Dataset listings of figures
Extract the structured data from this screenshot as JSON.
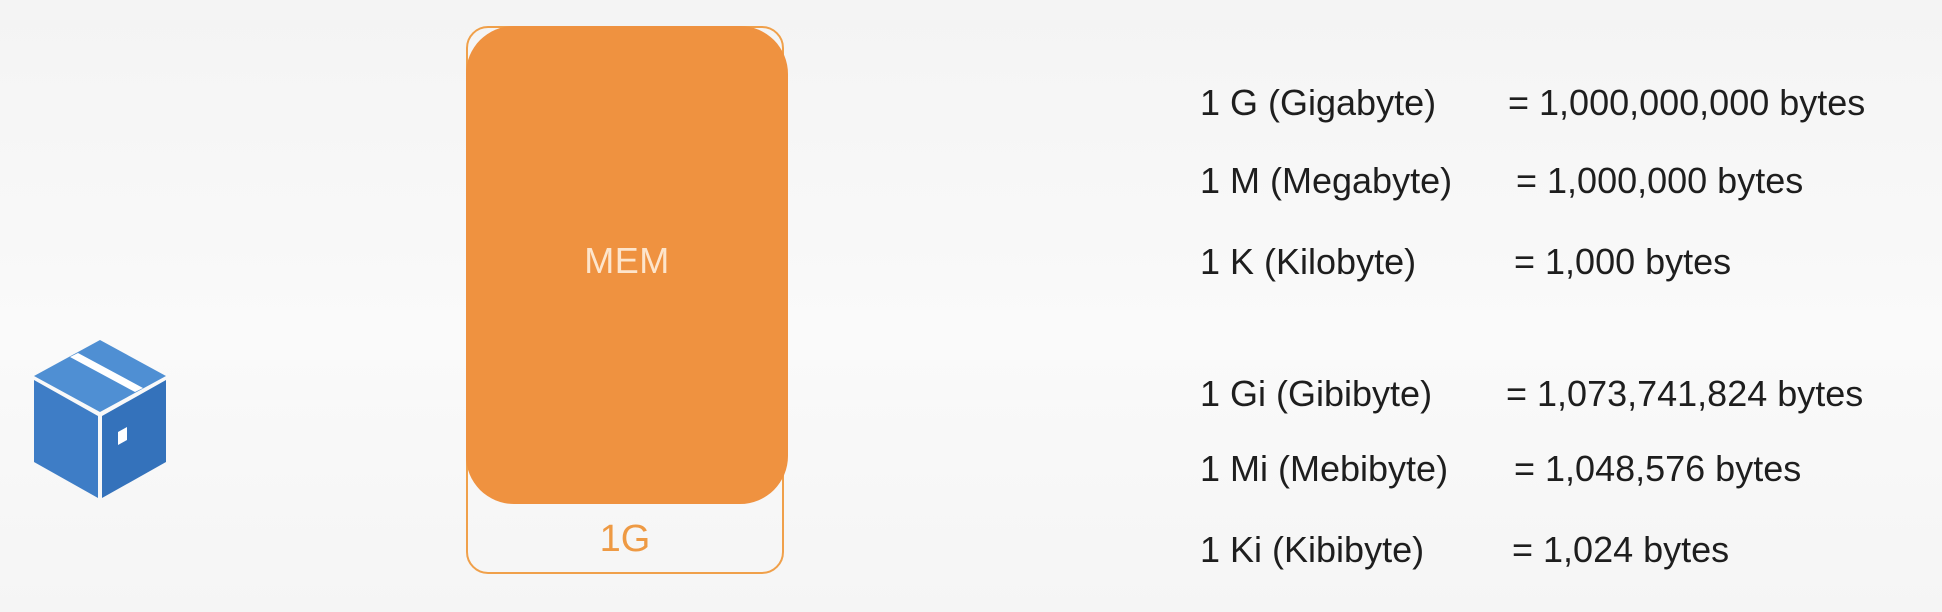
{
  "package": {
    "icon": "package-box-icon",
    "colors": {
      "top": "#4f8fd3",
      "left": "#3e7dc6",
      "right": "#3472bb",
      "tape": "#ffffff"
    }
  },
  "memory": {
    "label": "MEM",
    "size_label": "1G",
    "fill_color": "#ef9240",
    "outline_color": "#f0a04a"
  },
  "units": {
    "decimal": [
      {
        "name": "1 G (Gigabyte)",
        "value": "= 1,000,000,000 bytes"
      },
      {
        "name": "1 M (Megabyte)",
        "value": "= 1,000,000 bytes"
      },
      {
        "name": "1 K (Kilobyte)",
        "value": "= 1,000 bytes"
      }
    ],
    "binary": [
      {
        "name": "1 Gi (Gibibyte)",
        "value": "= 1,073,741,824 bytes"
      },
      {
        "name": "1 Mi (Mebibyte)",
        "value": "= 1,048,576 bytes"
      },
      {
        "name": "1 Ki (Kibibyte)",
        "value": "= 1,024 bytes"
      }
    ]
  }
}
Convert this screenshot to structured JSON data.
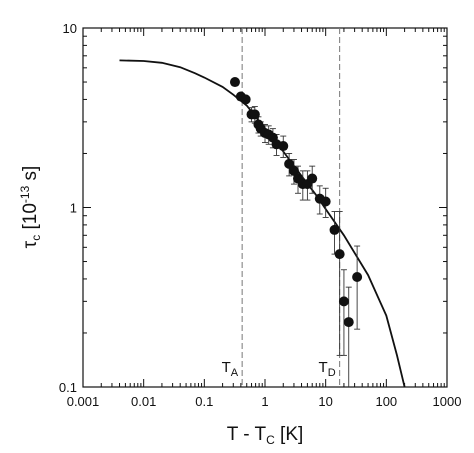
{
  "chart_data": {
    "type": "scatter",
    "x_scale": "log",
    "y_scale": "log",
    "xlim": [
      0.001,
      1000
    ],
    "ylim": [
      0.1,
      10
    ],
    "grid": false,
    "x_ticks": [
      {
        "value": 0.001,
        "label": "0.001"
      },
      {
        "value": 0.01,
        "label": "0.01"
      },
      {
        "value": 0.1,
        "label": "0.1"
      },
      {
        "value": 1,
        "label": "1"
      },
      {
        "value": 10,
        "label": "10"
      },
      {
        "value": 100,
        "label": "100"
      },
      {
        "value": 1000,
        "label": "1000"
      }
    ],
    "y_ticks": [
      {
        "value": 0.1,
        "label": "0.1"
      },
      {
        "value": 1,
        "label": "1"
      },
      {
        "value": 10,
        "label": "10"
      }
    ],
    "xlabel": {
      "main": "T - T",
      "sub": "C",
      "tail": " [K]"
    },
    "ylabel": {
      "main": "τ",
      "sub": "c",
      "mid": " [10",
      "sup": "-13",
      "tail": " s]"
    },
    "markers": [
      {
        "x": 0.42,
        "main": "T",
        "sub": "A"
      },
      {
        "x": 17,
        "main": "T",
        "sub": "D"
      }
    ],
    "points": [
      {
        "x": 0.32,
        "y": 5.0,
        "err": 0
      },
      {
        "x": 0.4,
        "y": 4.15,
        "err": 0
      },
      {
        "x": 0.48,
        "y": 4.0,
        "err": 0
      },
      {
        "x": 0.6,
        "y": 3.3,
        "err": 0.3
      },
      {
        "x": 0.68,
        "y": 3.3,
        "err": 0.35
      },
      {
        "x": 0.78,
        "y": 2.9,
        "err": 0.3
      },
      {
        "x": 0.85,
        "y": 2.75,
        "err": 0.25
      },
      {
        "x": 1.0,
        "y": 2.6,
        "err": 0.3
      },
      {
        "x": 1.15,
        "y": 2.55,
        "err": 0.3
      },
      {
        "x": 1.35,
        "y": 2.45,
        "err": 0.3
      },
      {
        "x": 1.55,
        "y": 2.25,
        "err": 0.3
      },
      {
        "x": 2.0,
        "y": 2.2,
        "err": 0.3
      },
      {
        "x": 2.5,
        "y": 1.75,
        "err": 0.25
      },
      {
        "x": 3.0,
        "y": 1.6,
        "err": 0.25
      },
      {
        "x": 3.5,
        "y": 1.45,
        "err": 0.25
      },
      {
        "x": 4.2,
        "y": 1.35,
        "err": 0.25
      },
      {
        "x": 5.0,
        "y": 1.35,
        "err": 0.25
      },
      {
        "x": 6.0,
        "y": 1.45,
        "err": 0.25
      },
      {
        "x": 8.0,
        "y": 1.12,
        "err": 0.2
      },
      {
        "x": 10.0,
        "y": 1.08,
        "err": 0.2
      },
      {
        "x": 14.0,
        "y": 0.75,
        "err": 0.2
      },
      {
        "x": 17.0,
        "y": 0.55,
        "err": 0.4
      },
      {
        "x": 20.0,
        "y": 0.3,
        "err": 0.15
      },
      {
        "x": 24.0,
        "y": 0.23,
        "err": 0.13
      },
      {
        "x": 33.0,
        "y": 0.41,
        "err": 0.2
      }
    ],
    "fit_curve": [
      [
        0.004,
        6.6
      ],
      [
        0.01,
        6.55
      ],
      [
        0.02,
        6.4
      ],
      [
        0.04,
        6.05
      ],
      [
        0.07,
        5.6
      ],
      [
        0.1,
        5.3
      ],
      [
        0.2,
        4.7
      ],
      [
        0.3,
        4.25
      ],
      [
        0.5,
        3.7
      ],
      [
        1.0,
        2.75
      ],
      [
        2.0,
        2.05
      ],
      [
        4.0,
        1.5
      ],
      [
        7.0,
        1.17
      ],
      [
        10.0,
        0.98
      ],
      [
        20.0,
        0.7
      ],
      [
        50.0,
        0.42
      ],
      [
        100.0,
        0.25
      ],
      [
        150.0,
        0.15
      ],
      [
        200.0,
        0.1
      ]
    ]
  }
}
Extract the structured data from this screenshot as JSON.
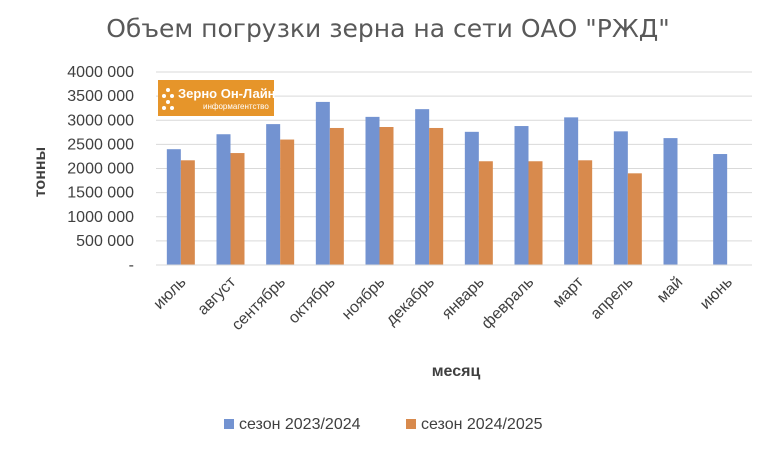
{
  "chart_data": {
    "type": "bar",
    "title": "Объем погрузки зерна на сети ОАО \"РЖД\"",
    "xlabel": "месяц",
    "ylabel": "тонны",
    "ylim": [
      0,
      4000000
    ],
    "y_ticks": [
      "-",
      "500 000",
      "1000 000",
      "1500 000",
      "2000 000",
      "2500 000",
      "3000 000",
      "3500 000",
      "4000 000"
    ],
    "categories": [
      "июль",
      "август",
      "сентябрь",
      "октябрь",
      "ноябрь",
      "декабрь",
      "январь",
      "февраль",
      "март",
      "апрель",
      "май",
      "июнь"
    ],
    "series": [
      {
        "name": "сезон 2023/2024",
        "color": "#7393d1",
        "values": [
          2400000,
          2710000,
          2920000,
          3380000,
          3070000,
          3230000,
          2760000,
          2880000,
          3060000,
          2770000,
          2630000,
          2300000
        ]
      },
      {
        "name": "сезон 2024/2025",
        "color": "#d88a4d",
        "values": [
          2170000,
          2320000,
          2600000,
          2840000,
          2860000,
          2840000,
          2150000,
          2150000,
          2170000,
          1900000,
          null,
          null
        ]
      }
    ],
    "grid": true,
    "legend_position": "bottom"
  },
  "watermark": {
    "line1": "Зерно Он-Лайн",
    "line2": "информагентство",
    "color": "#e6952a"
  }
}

[TO BE DONE] Exclude the pictures, and transcribe all of the material exactly.

[FULL SOLUTION]
Extract the structured data from this screenshot as JSON.
{
  "package": {
    "icon": "package-box-icon",
    "colors": {
      "top": "#4f8fd3",
      "left": "#3e7dc6",
      "right": "#3472bb",
      "tape": "#ffffff"
    }
  },
  "memory": {
    "label": "MEM",
    "size_label": "1G",
    "fill_color": "#ef9240",
    "outline_color": "#f0a04a"
  },
  "units": {
    "decimal": [
      {
        "name": "1 G (Gigabyte)",
        "value": "= 1,000,000,000 bytes"
      },
      {
        "name": "1 M (Megabyte)",
        "value": "= 1,000,000 bytes"
      },
      {
        "name": "1 K (Kilobyte)",
        "value": "= 1,000 bytes"
      }
    ],
    "binary": [
      {
        "name": "1 Gi (Gibibyte)",
        "value": "= 1,073,741,824 bytes"
      },
      {
        "name": "1 Mi (Mebibyte)",
        "value": "= 1,048,576 bytes"
      },
      {
        "name": "1 Ki (Kibibyte)",
        "value": "= 1,024 bytes"
      }
    ]
  }
}
Convert this screenshot to structured JSON data.
{
  "chart_data": {
    "type": "scatter",
    "x_scale": "log",
    "y_scale": "log",
    "xlim": [
      0.001,
      1000
    ],
    "ylim": [
      0.1,
      10
    ],
    "grid": false,
    "x_ticks": [
      {
        "value": 0.001,
        "label": "0.001"
      },
      {
        "value": 0.01,
        "label": "0.01"
      },
      {
        "value": 0.1,
        "label": "0.1"
      },
      {
        "value": 1,
        "label": "1"
      },
      {
        "value": 10,
        "label": "10"
      },
      {
        "value": 100,
        "label": "100"
      },
      {
        "value": 1000,
        "label": "1000"
      }
    ],
    "y_ticks": [
      {
        "value": 0.1,
        "label": "0.1"
      },
      {
        "value": 1,
        "label": "1"
      },
      {
        "value": 10,
        "label": "10"
      }
    ],
    "xlabel": {
      "main": "T - T",
      "sub": "C",
      "tail": " [K]"
    },
    "ylabel": {
      "main": "τ",
      "sub": "c",
      "mid": " [10",
      "sup": "-13",
      "tail": " s]"
    },
    "markers": [
      {
        "x": 0.42,
        "main": "T",
        "sub": "A"
      },
      {
        "x": 17,
        "main": "T",
        "sub": "D"
      }
    ],
    "points": [
      {
        "x": 0.32,
        "y": 5.0,
        "err": 0
      },
      {
        "x": 0.4,
        "y": 4.15,
        "err": 0
      },
      {
        "x": 0.48,
        "y": 4.0,
        "err": 0
      },
      {
        "x": 0.6,
        "y": 3.3,
        "err": 0.3
      },
      {
        "x": 0.68,
        "y": 3.3,
        "err": 0.35
      },
      {
        "x": 0.78,
        "y": 2.9,
        "err": 0.3
      },
      {
        "x": 0.85,
        "y": 2.75,
        "err": 0.25
      },
      {
        "x": 1.0,
        "y": 2.6,
        "err": 0.3
      },
      {
        "x": 1.15,
        "y": 2.55,
        "err": 0.3
      },
      {
        "x": 1.35,
        "y": 2.45,
        "err": 0.3
      },
      {
        "x": 1.55,
        "y": 2.25,
        "err": 0.3
      },
      {
        "x": 2.0,
        "y": 2.2,
        "err": 0.3
      },
      {
        "x": 2.5,
        "y": 1.75,
        "err": 0.25
      },
      {
        "x": 3.0,
        "y": 1.6,
        "err": 0.25
      },
      {
        "x": 3.5,
        "y": 1.45,
        "err": 0.25
      },
      {
        "x": 4.2,
        "y": 1.35,
        "err": 0.25
      },
      {
        "x": 5.0,
        "y": 1.35,
        "err": 0.25
      },
      {
        "x": 6.0,
        "y": 1.45,
        "err": 0.25
      },
      {
        "x": 8.0,
        "y": 1.12,
        "err": 0.2
      },
      {
        "x": 10.0,
        "y": 1.08,
        "err": 0.2
      },
      {
        "x": 14.0,
        "y": 0.75,
        "err": 0.2
      },
      {
        "x": 17.0,
        "y": 0.55,
        "err": 0.4
      },
      {
        "x": 20.0,
        "y": 0.3,
        "err": 0.15
      },
      {
        "x": 24.0,
        "y": 0.23,
        "err": 0.13
      },
      {
        "x": 33.0,
        "y": 0.41,
        "err": 0.2
      }
    ],
    "fit_curve": [
      [
        0.004,
        6.6
      ],
      [
        0.01,
        6.55
      ],
      [
        0.02,
        6.4
      ],
      [
        0.04,
        6.05
      ],
      [
        0.07,
        5.6
      ],
      [
        0.1,
        5.3
      ],
      [
        0.2,
        4.7
      ],
      [
        0.3,
        4.25
      ],
      [
        0.5,
        3.7
      ],
      [
        1.0,
        2.75
      ],
      [
        2.0,
        2.05
      ],
      [
        4.0,
        1.5
      ],
      [
        7.0,
        1.17
      ],
      [
        10.0,
        0.98
      ],
      [
        20.0,
        0.7
      ],
      [
        50.0,
        0.42
      ],
      [
        100.0,
        0.25
      ],
      [
        150.0,
        0.15
      ],
      [
        200.0,
        0.1
      ]
    ]
  }
}
Extract the structured data from this screenshot as JSON.
{
  "chart_data": {
    "type": "bar",
    "title": "Объем погрузки зерна на сети ОАО \"РЖД\"",
    "xlabel": "месяц",
    "ylabel": "тонны",
    "ylim": [
      0,
      4000000
    ],
    "y_ticks": [
      "-",
      "500 000",
      "1000 000",
      "1500 000",
      "2000 000",
      "2500 000",
      "3000 000",
      "3500 000",
      "4000 000"
    ],
    "categories": [
      "июль",
      "август",
      "сентябрь",
      "октябрь",
      "ноябрь",
      "декабрь",
      "январь",
      "февраль",
      "март",
      "апрель",
      "май",
      "июнь"
    ],
    "series": [
      {
        "name": "сезон 2023/2024",
        "color": "#7393d1",
        "values": [
          2400000,
          2710000,
          2920000,
          3380000,
          3070000,
          3230000,
          2760000,
          2880000,
          3060000,
          2770000,
          2630000,
          2300000
        ]
      },
      {
        "name": "сезон 2024/2025",
        "color": "#d88a4d",
        "values": [
          2170000,
          2320000,
          2600000,
          2840000,
          2860000,
          2840000,
          2150000,
          2150000,
          2170000,
          1900000,
          null,
          null
        ]
      }
    ],
    "grid": true,
    "legend_position": "bottom"
  },
  "watermark": {
    "line1": "Зерно Он-Лайн",
    "line2": "информагентство",
    "color": "#e6952a"
  }
}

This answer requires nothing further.